** Begin DATASET CONTENT **

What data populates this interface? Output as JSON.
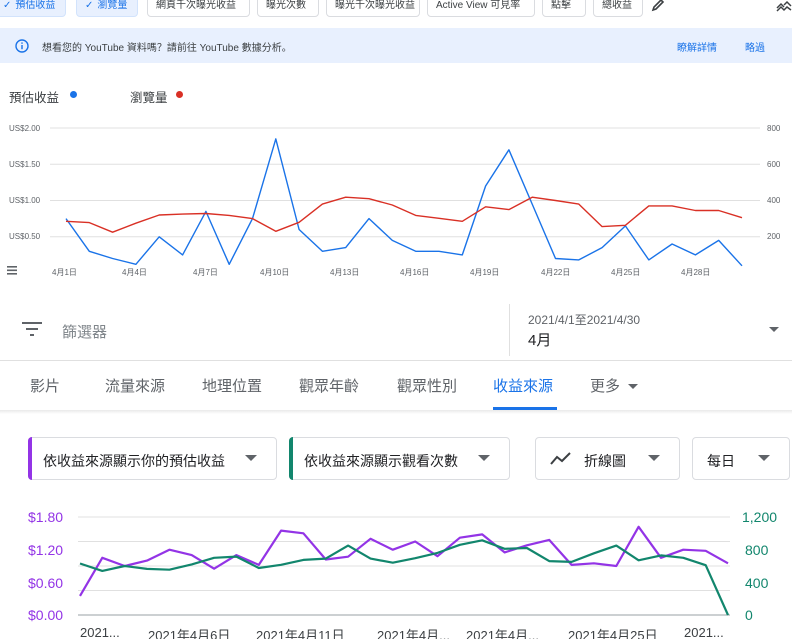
{
  "metric_chips": [
    {
      "label": "預估收益",
      "selected": true
    },
    {
      "label": "瀏覽量",
      "selected": true
    },
    {
      "label": "網頁千次曝光收益",
      "selected": false
    },
    {
      "label": "曝光次數",
      "selected": false
    },
    {
      "label": "曝光千次曝光收益",
      "selected": false
    },
    {
      "label": "Active View 可見率",
      "selected": false
    },
    {
      "label": "點擊",
      "selected": false
    },
    {
      "label": "總收益",
      "selected": false
    }
  ],
  "toolbar": {
    "check_glyph": "✓",
    "edit_icon": "pencil-icon",
    "collapse_icon": "collapse-arrows-icon"
  },
  "banner": {
    "message": "想看您的 YouTube 資料嗎？請前往 YouTube 數據分析。",
    "learn_more": "瞭解詳情",
    "skip": "略過"
  },
  "overview_chart_legend": {
    "revenue_label": "預估收益",
    "pageviews_label": "瀏覽量",
    "revenue_color": "#1a73e8",
    "pageviews_color": "#d93025"
  },
  "colors": {
    "accent": "#1a73e8",
    "revenue_purple": "#9334e6",
    "views_green": "#12866d"
  },
  "chart_data": [
    {
      "type": "line",
      "title": "",
      "x": [
        "4月1日",
        "4月2日",
        "4月3日",
        "4月4日",
        "4月5日",
        "4月6日",
        "4月7日",
        "4月8日",
        "4月9日",
        "4月10日",
        "4月11日",
        "4月12日",
        "4月13日",
        "4月14日",
        "4月15日",
        "4月16日",
        "4月17日",
        "4月18日",
        "4月19日",
        "4月20日",
        "4月21日",
        "4月22日",
        "4月23日",
        "4月24日",
        "4月25日",
        "4月26日",
        "4月27日",
        "4月28日",
        "4月29日",
        "4月30日"
      ],
      "x_tick_labels": [
        "4月1日",
        "4月4日",
        "4月7日",
        "4月10日",
        "4月13日",
        "4月16日",
        "4月19日",
        "4月22日",
        "4月25日",
        "4月28日"
      ],
      "series": [
        {
          "name": "預估收益",
          "axis": "left",
          "color": "#1a73e8",
          "values": [
            0.75,
            0.3,
            0.2,
            0.12,
            0.5,
            0.25,
            0.85,
            0.12,
            0.75,
            1.85,
            0.6,
            0.3,
            0.35,
            0.75,
            0.45,
            0.3,
            0.3,
            0.25,
            1.2,
            1.7,
            0.95,
            0.2,
            0.18,
            0.35,
            0.65,
            0.18,
            0.4,
            0.25,
            0.45,
            0.1
          ]
        },
        {
          "name": "瀏覽量",
          "axis": "right",
          "color": "#d93025",
          "values": [
            285,
            278,
            225,
            275,
            320,
            325,
            328,
            318,
            300,
            230,
            280,
            380,
            418,
            410,
            375,
            318,
            302,
            285,
            365,
            350,
            418,
            400,
            380,
            256,
            263,
            370,
            370,
            345,
            345,
            305
          ]
        }
      ],
      "left_axis": {
        "ticks": [
          "US$0.50",
          "US$1.00",
          "US$1.50",
          "US$2.00"
        ],
        "ylim": [
          0.0,
          2.0
        ]
      },
      "right_axis": {
        "ticks": [
          "200",
          "400",
          "600",
          "800"
        ],
        "ylim": [
          0,
          800
        ]
      },
      "grid": true
    },
    {
      "type": "line",
      "title": "",
      "x": [
        "2021年4月1日",
        "2021年4月2日",
        "2021年4月3日",
        "2021年4月4日",
        "2021年4月5日",
        "2021年4月6日",
        "2021年4月7日",
        "2021年4月8日",
        "2021年4月9日",
        "2021年4月10日",
        "2021年4月11日",
        "2021年4月12日",
        "2021年4月13日",
        "2021年4月14日",
        "2021年4月15日",
        "2021年4月16日",
        "2021年4月17日",
        "2021年4月18日",
        "2021年4月19日",
        "2021年4月20日",
        "2021年4月21日",
        "2021年4月22日",
        "2021年4月23日",
        "2021年4月24日",
        "2021年4月25日",
        "2021年4月26日",
        "2021年4月27日",
        "2021年4月28日",
        "2021年4月29日",
        "2021年4月30日"
      ],
      "x_tick_labels": [
        "2021...",
        "2021年4月6日",
        "2021年4月11日",
        "2021年4月...",
        "2021年4月...",
        "2021年4月25日",
        "2021..."
      ],
      "series": [
        {
          "name": "依收益來源顯示你的預估收益",
          "axis": "left",
          "color": "#9334e6",
          "values": [
            0.35,
            1.05,
            0.9,
            1.0,
            1.2,
            1.1,
            0.85,
            1.1,
            0.92,
            1.55,
            1.5,
            1.02,
            1.07,
            1.4,
            1.2,
            1.35,
            1.08,
            1.42,
            1.48,
            1.15,
            1.28,
            1.38,
            0.92,
            0.95,
            0.9,
            1.62,
            1.05,
            1.2,
            1.18,
            0.95
          ]
        },
        {
          "name": "依收益來源顯示觀看次數",
          "axis": "right",
          "color": "#12866d",
          "values": [
            630,
            540,
            600,
            565,
            555,
            620,
            700,
            715,
            575,
            615,
            675,
            690,
            850,
            690,
            640,
            695,
            760,
            860,
            915,
            810,
            820,
            660,
            650,
            755,
            850,
            670,
            730,
            700,
            610,
            0
          ]
        }
      ],
      "left_axis": {
        "ticks": [
          "$0.00",
          "$0.60",
          "$1.20",
          "$1.80"
        ],
        "ylim": [
          0.0,
          1.8
        ]
      },
      "right_axis": {
        "ticks": [
          "0",
          "400",
          "800",
          "1,200"
        ],
        "ylim": [
          0,
          1200
        ]
      },
      "grid": true
    }
  ],
  "filter": {
    "icon": "filter-icon",
    "label": "篩選器"
  },
  "date": {
    "range": "2021/4/1至2021/4/30",
    "selected": "4月"
  },
  "tabs": [
    {
      "label": "影片",
      "active": false
    },
    {
      "label": "流量來源",
      "active": false
    },
    {
      "label": "地理位置",
      "active": false
    },
    {
      "label": "觀眾年齡",
      "active": false
    },
    {
      "label": "觀眾性別",
      "active": false
    },
    {
      "label": "收益來源",
      "active": true
    },
    {
      "label": "更多",
      "active": false
    }
  ],
  "dropdowns": {
    "metric_a": "依收益來源顯示你的預估收益",
    "metric_b": "依收益來源顯示觀看次數",
    "chart_type": "折線圖",
    "granularity": "每日"
  }
}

** End DATASET CONTENT **

_YOUR TASK_. Your copy should match the entries exactly, minus the pictures.

_ANSWER TO THIS EXERCISE_.
What data populates this interface? Output as JSON.
{
  "metric_chips": [
    {
      "label": "預估收益",
      "selected": true
    },
    {
      "label": "瀏覽量",
      "selected": true
    },
    {
      "label": "網頁千次曝光收益",
      "selected": false
    },
    {
      "label": "曝光次數",
      "selected": false
    },
    {
      "label": "曝光千次曝光收益",
      "selected": false
    },
    {
      "label": "Active View 可見率",
      "selected": false
    },
    {
      "label": "點擊",
      "selected": false
    },
    {
      "label": "總收益",
      "selected": false
    }
  ],
  "toolbar": {
    "check_glyph": "✓",
    "edit_icon": "pencil-icon",
    "collapse_icon": "collapse-arrows-icon"
  },
  "banner": {
    "message": "想看您的 YouTube 資料嗎？請前往 YouTube 數據分析。",
    "learn_more": "瞭解詳情",
    "skip": "略過"
  },
  "overview_chart_legend": {
    "revenue_label": "預估收益",
    "pageviews_label": "瀏覽量",
    "revenue_color": "#1a73e8",
    "pageviews_color": "#d93025"
  },
  "colors": {
    "accent": "#1a73e8",
    "revenue_purple": "#9334e6",
    "views_green": "#12866d"
  },
  "chart_data": [
    {
      "type": "line",
      "title": "",
      "x": [
        "4月1日",
        "4月2日",
        "4月3日",
        "4月4日",
        "4月5日",
        "4月6日",
        "4月7日",
        "4月8日",
        "4月9日",
        "4月10日",
        "4月11日",
        "4月12日",
        "4月13日",
        "4月14日",
        "4月15日",
        "4月16日",
        "4月17日",
        "4月18日",
        "4月19日",
        "4月20日",
        "4月21日",
        "4月22日",
        "4月23日",
        "4月24日",
        "4月25日",
        "4月26日",
        "4月27日",
        "4月28日",
        "4月29日",
        "4月30日"
      ],
      "x_tick_labels": [
        "4月1日",
        "4月4日",
        "4月7日",
        "4月10日",
        "4月13日",
        "4月16日",
        "4月19日",
        "4月22日",
        "4月25日",
        "4月28日"
      ],
      "series": [
        {
          "name": "預估收益",
          "axis": "left",
          "color": "#1a73e8",
          "values": [
            0.75,
            0.3,
            0.2,
            0.12,
            0.5,
            0.25,
            0.85,
            0.12,
            0.75,
            1.85,
            0.6,
            0.3,
            0.35,
            0.75,
            0.45,
            0.3,
            0.3,
            0.25,
            1.2,
            1.7,
            0.95,
            0.2,
            0.18,
            0.35,
            0.65,
            0.18,
            0.4,
            0.25,
            0.45,
            0.1
          ]
        },
        {
          "name": "瀏覽量",
          "axis": "right",
          "color": "#d93025",
          "values": [
            285,
            278,
            225,
            275,
            320,
            325,
            328,
            318,
            300,
            230,
            280,
            380,
            418,
            410,
            375,
            318,
            302,
            285,
            365,
            350,
            418,
            400,
            380,
            256,
            263,
            370,
            370,
            345,
            345,
            305
          ]
        }
      ],
      "left_axis": {
        "ticks": [
          "US$0.50",
          "US$1.00",
          "US$1.50",
          "US$2.00"
        ],
        "ylim": [
          0.0,
          2.0
        ]
      },
      "right_axis": {
        "ticks": [
          "200",
          "400",
          "600",
          "800"
        ],
        "ylim": [
          0,
          800
        ]
      },
      "grid": true
    },
    {
      "type": "line",
      "title": "",
      "x": [
        "2021年4月1日",
        "2021年4月2日",
        "2021年4月3日",
        "2021年4月4日",
        "2021年4月5日",
        "2021年4月6日",
        "2021年4月7日",
        "2021年4月8日",
        "2021年4月9日",
        "2021年4月10日",
        "2021年4月11日",
        "2021年4月12日",
        "2021年4月13日",
        "2021年4月14日",
        "2021年4月15日",
        "2021年4月16日",
        "2021年4月17日",
        "2021年4月18日",
        "2021年4月19日",
        "2021年4月20日",
        "2021年4月21日",
        "2021年4月22日",
        "2021年4月23日",
        "2021年4月24日",
        "2021年4月25日",
        "2021年4月26日",
        "2021年4月27日",
        "2021年4月28日",
        "2021年4月29日",
        "2021年4月30日"
      ],
      "x_tick_labels": [
        "2021...",
        "2021年4月6日",
        "2021年4月11日",
        "2021年4月...",
        "2021年4月...",
        "2021年4月25日",
        "2021..."
      ],
      "series": [
        {
          "name": "依收益來源顯示你的預估收益",
          "axis": "left",
          "color": "#9334e6",
          "values": [
            0.35,
            1.05,
            0.9,
            1.0,
            1.2,
            1.1,
            0.85,
            1.1,
            0.92,
            1.55,
            1.5,
            1.02,
            1.07,
            1.4,
            1.2,
            1.35,
            1.08,
            1.42,
            1.48,
            1.15,
            1.28,
            1.38,
            0.92,
            0.95,
            0.9,
            1.62,
            1.05,
            1.2,
            1.18,
            0.95
          ]
        },
        {
          "name": "依收益來源顯示觀看次數",
          "axis": "right",
          "color": "#12866d",
          "values": [
            630,
            540,
            600,
            565,
            555,
            620,
            700,
            715,
            575,
            615,
            675,
            690,
            850,
            690,
            640,
            695,
            760,
            860,
            915,
            810,
            820,
            660,
            650,
            755,
            850,
            670,
            730,
            700,
            610,
            0
          ]
        }
      ],
      "left_axis": {
        "ticks": [
          "$0.00",
          "$0.60",
          "$1.20",
          "$1.80"
        ],
        "ylim": [
          0.0,
          1.8
        ]
      },
      "right_axis": {
        "ticks": [
          "0",
          "400",
          "800",
          "1,200"
        ],
        "ylim": [
          0,
          1200
        ]
      },
      "grid": true
    }
  ],
  "filter": {
    "icon": "filter-icon",
    "label": "篩選器"
  },
  "date": {
    "range": "2021/4/1至2021/4/30",
    "selected": "4月"
  },
  "tabs": [
    {
      "label": "影片",
      "active": false
    },
    {
      "label": "流量來源",
      "active": false
    },
    {
      "label": "地理位置",
      "active": false
    },
    {
      "label": "觀眾年齡",
      "active": false
    },
    {
      "label": "觀眾性別",
      "active": false
    },
    {
      "label": "收益來源",
      "active": true
    },
    {
      "label": "更多",
      "active": false
    }
  ],
  "dropdowns": {
    "metric_a": "依收益來源顯示你的預估收益",
    "metric_b": "依收益來源顯示觀看次數",
    "chart_type": "折線圖",
    "granularity": "每日"
  }
}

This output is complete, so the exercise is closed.